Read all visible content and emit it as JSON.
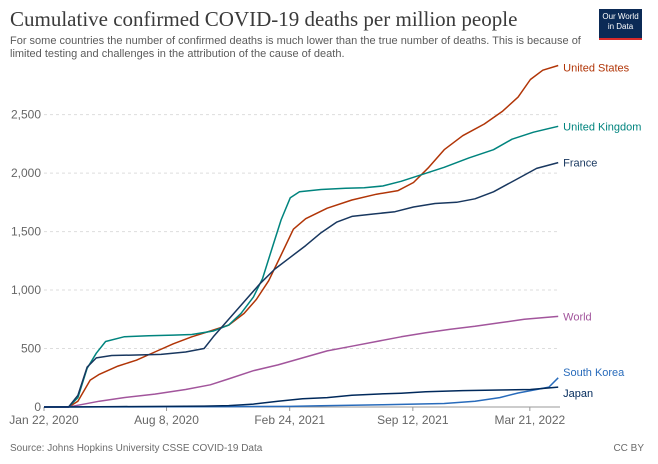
{
  "chart_data": {
    "type": "line",
    "title": "Cumulative confirmed COVID-19 deaths per million people",
    "subtitle": "For some countries the number of confirmed deaths is much lower than the true number of deaths. This is because of limited testing and challenges in the attribution of the cause of death.",
    "xlabel": "",
    "ylabel": "",
    "x_ticks": [
      {
        "label": "Jan 22, 2020",
        "day": 0
      },
      {
        "label": "Aug 8, 2020",
        "day": 199
      },
      {
        "label": "Feb 24, 2021",
        "day": 399
      },
      {
        "label": "Sep 12, 2021",
        "day": 599
      },
      {
        "label": "Mar 21, 2022",
        "day": 789
      }
    ],
    "xlim": [
      0,
      838
    ],
    "ylim": [
      0,
      2950
    ],
    "y_ticks": [
      0,
      500,
      1000,
      1500,
      2000,
      2500
    ],
    "y_tick_labels": [
      "0",
      "500",
      "1,000",
      "1,500",
      "2,000",
      "2,500"
    ],
    "grid": true,
    "series": [
      {
        "name": "United States",
        "color": "#b13507",
        "points": [
          [
            0,
            0
          ],
          [
            40,
            0
          ],
          [
            55,
            50
          ],
          [
            75,
            230
          ],
          [
            90,
            280
          ],
          [
            120,
            350
          ],
          [
            150,
            400
          ],
          [
            180,
            470
          ],
          [
            210,
            540
          ],
          [
            240,
            600
          ],
          [
            270,
            650
          ],
          [
            300,
            700
          ],
          [
            325,
            800
          ],
          [
            345,
            920
          ],
          [
            365,
            1080
          ],
          [
            385,
            1300
          ],
          [
            405,
            1520
          ],
          [
            425,
            1610
          ],
          [
            460,
            1700
          ],
          [
            500,
            1770
          ],
          [
            540,
            1820
          ],
          [
            575,
            1850
          ],
          [
            600,
            1920
          ],
          [
            625,
            2050
          ],
          [
            650,
            2200
          ],
          [
            680,
            2320
          ],
          [
            715,
            2420
          ],
          [
            745,
            2530
          ],
          [
            770,
            2650
          ],
          [
            790,
            2800
          ],
          [
            810,
            2880
          ],
          [
            835,
            2920
          ]
        ]
      },
      {
        "name": "United Kingdom",
        "color": "#00847e",
        "points": [
          [
            0,
            0
          ],
          [
            40,
            0
          ],
          [
            55,
            80
          ],
          [
            70,
            330
          ],
          [
            85,
            460
          ],
          [
            100,
            560
          ],
          [
            130,
            600
          ],
          [
            170,
            610
          ],
          [
            210,
            615
          ],
          [
            240,
            620
          ],
          [
            275,
            650
          ],
          [
            300,
            700
          ],
          [
            320,
            800
          ],
          [
            340,
            940
          ],
          [
            355,
            1100
          ],
          [
            370,
            1350
          ],
          [
            385,
            1600
          ],
          [
            400,
            1790
          ],
          [
            415,
            1840
          ],
          [
            450,
            1860
          ],
          [
            490,
            1870
          ],
          [
            520,
            1875
          ],
          [
            550,
            1890
          ],
          [
            580,
            1930
          ],
          [
            615,
            1990
          ],
          [
            650,
            2050
          ],
          [
            690,
            2130
          ],
          [
            730,
            2200
          ],
          [
            760,
            2290
          ],
          [
            795,
            2350
          ],
          [
            835,
            2400
          ]
        ]
      },
      {
        "name": "France",
        "color": "#18375f",
        "points": [
          [
            0,
            0
          ],
          [
            40,
            0
          ],
          [
            55,
            100
          ],
          [
            70,
            340
          ],
          [
            85,
            420
          ],
          [
            110,
            440
          ],
          [
            150,
            445
          ],
          [
            190,
            450
          ],
          [
            230,
            470
          ],
          [
            260,
            500
          ],
          [
            275,
            600
          ],
          [
            300,
            750
          ],
          [
            325,
            900
          ],
          [
            350,
            1050
          ],
          [
            375,
            1180
          ],
          [
            400,
            1280
          ],
          [
            425,
            1380
          ],
          [
            450,
            1490
          ],
          [
            475,
            1580
          ],
          [
            500,
            1630
          ],
          [
            535,
            1650
          ],
          [
            570,
            1670
          ],
          [
            600,
            1710
          ],
          [
            635,
            1740
          ],
          [
            670,
            1750
          ],
          [
            700,
            1780
          ],
          [
            730,
            1840
          ],
          [
            765,
            1940
          ],
          [
            800,
            2040
          ],
          [
            835,
            2090
          ]
        ]
      },
      {
        "name": "World",
        "color": "#a2559c",
        "points": [
          [
            0,
            0
          ],
          [
            40,
            0
          ],
          [
            60,
            20
          ],
          [
            90,
            50
          ],
          [
            130,
            80
          ],
          [
            180,
            110
          ],
          [
            230,
            150
          ],
          [
            270,
            190
          ],
          [
            300,
            240
          ],
          [
            340,
            310
          ],
          [
            380,
            360
          ],
          [
            420,
            420
          ],
          [
            460,
            480
          ],
          [
            500,
            520
          ],
          [
            540,
            560
          ],
          [
            580,
            600
          ],
          [
            620,
            635
          ],
          [
            660,
            665
          ],
          [
            700,
            690
          ],
          [
            740,
            720
          ],
          [
            780,
            750
          ],
          [
            835,
            775
          ]
        ]
      },
      {
        "name": "South Korea",
        "color": "#286bbb",
        "points": [
          [
            0,
            0
          ],
          [
            100,
            1
          ],
          [
            200,
            2
          ],
          [
            300,
            3
          ],
          [
            400,
            5
          ],
          [
            450,
            10
          ],
          [
            500,
            15
          ],
          [
            550,
            20
          ],
          [
            600,
            25
          ],
          [
            650,
            30
          ],
          [
            700,
            50
          ],
          [
            740,
            80
          ],
          [
            770,
            120
          ],
          [
            800,
            150
          ],
          [
            820,
            170
          ],
          [
            835,
            250
          ]
        ]
      },
      {
        "name": "Japan",
        "color": "#00295b",
        "points": [
          [
            0,
            0
          ],
          [
            60,
            1
          ],
          [
            120,
            3
          ],
          [
            200,
            5
          ],
          [
            260,
            8
          ],
          [
            300,
            12
          ],
          [
            340,
            25
          ],
          [
            380,
            50
          ],
          [
            420,
            70
          ],
          [
            460,
            80
          ],
          [
            500,
            100
          ],
          [
            540,
            110
          ],
          [
            580,
            118
          ],
          [
            620,
            130
          ],
          [
            680,
            140
          ],
          [
            740,
            145
          ],
          [
            790,
            150
          ],
          [
            835,
            170
          ]
        ]
      }
    ],
    "label_nudge": {
      "United States": 2,
      "United Kingdom": 0,
      "France": 0,
      "World": 0,
      "South Korea": -6,
      "Japan": 6
    }
  },
  "source": "Source: Johns Hopkins University CSSE COVID-19 Data",
  "license": "CC BY",
  "logo": {
    "line1": "Our World",
    "line2": "in Data"
  }
}
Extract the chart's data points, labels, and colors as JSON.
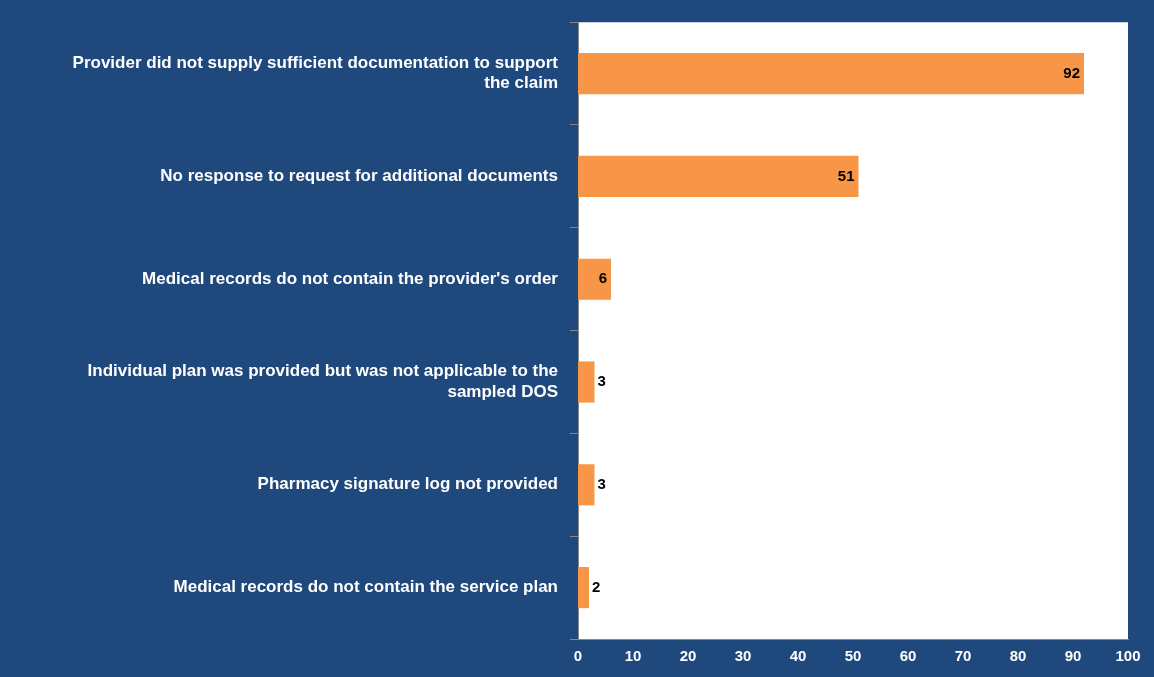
{
  "chart_data": {
    "type": "bar",
    "orientation": "horizontal",
    "categories": [
      "Provider did not supply sufficient documentation to support the claim",
      "No response to request for additional documents",
      "Medical records do not contain the provider's order",
      "Individual plan was provided but was not applicable to the sampled DOS",
      "Pharmacy signature log not provided",
      "Medical records do not contain the service plan"
    ],
    "values": [
      92,
      51,
      6,
      3,
      3,
      2
    ],
    "color": "#f79646",
    "xlim": [
      0,
      100
    ],
    "xticks": [
      0,
      10,
      20,
      30,
      40,
      50,
      60,
      70,
      80,
      90,
      100
    ],
    "data_labels": true,
    "grid": false,
    "legend": false
  }
}
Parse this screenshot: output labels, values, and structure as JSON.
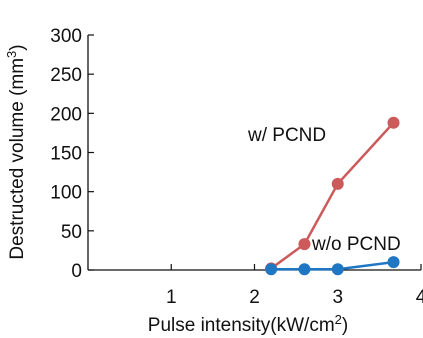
{
  "chart_data": {
    "type": "line",
    "xlabel": "Pulse intensity(kW/cm",
    "xlabel_sup": "2",
    "xlabel_end": ")",
    "ylabel": "Destructed volume (mm",
    "ylabel_sup": "3",
    "ylabel_end": ")",
    "xlim": [
      0,
      4
    ],
    "ylim": [
      0,
      300
    ],
    "x_ticks": [
      "1",
      "2",
      "3",
      "4"
    ],
    "x_tick_values": [
      1,
      2,
      3,
      4
    ],
    "y_ticks": [
      "0",
      "50",
      "100",
      "150",
      "200",
      "250",
      "300"
    ],
    "y_tick_values": [
      0,
      50,
      100,
      150,
      200,
      250,
      300
    ],
    "grid": false,
    "series": [
      {
        "name": "w/ PCND",
        "color": "#cc5a5a",
        "x": [
          2.2,
          2.6,
          3.0,
          3.67
        ],
        "y": [
          2,
          33,
          110,
          188
        ]
      },
      {
        "name": "w/o PCND",
        "color": "#1f77c4",
        "x": [
          2.2,
          2.6,
          3.0,
          3.67
        ],
        "y": [
          1,
          1,
          1,
          10
        ]
      }
    ]
  }
}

What this task involves
Copy the final portion of the records: every line from the one containing "Parse this screenshot: output" through the last, word for word, without pictures.

Output for this task
Parse this screenshot: output labels, values, and structure as JSON.
{
  "chart_data": {
    "type": "line",
    "xlabel": "Pulse intensity(kW/cm",
    "xlabel_sup": "2",
    "xlabel_end": ")",
    "ylabel": "Destructed volume (mm",
    "ylabel_sup": "3",
    "ylabel_end": ")",
    "xlim": [
      0,
      4
    ],
    "ylim": [
      0,
      300
    ],
    "x_ticks": [
      "1",
      "2",
      "3",
      "4"
    ],
    "x_tick_values": [
      1,
      2,
      3,
      4
    ],
    "y_ticks": [
      "0",
      "50",
      "100",
      "150",
      "200",
      "250",
      "300"
    ],
    "y_tick_values": [
      0,
      50,
      100,
      150,
      200,
      250,
      300
    ],
    "grid": false,
    "series": [
      {
        "name": "w/ PCND",
        "color": "#cc5a5a",
        "x": [
          2.2,
          2.6,
          3.0,
          3.67
        ],
        "y": [
          2,
          33,
          110,
          188
        ]
      },
      {
        "name": "w/o PCND",
        "color": "#1f77c4",
        "x": [
          2.2,
          2.6,
          3.0,
          3.67
        ],
        "y": [
          1,
          1,
          1,
          10
        ]
      }
    ]
  }
}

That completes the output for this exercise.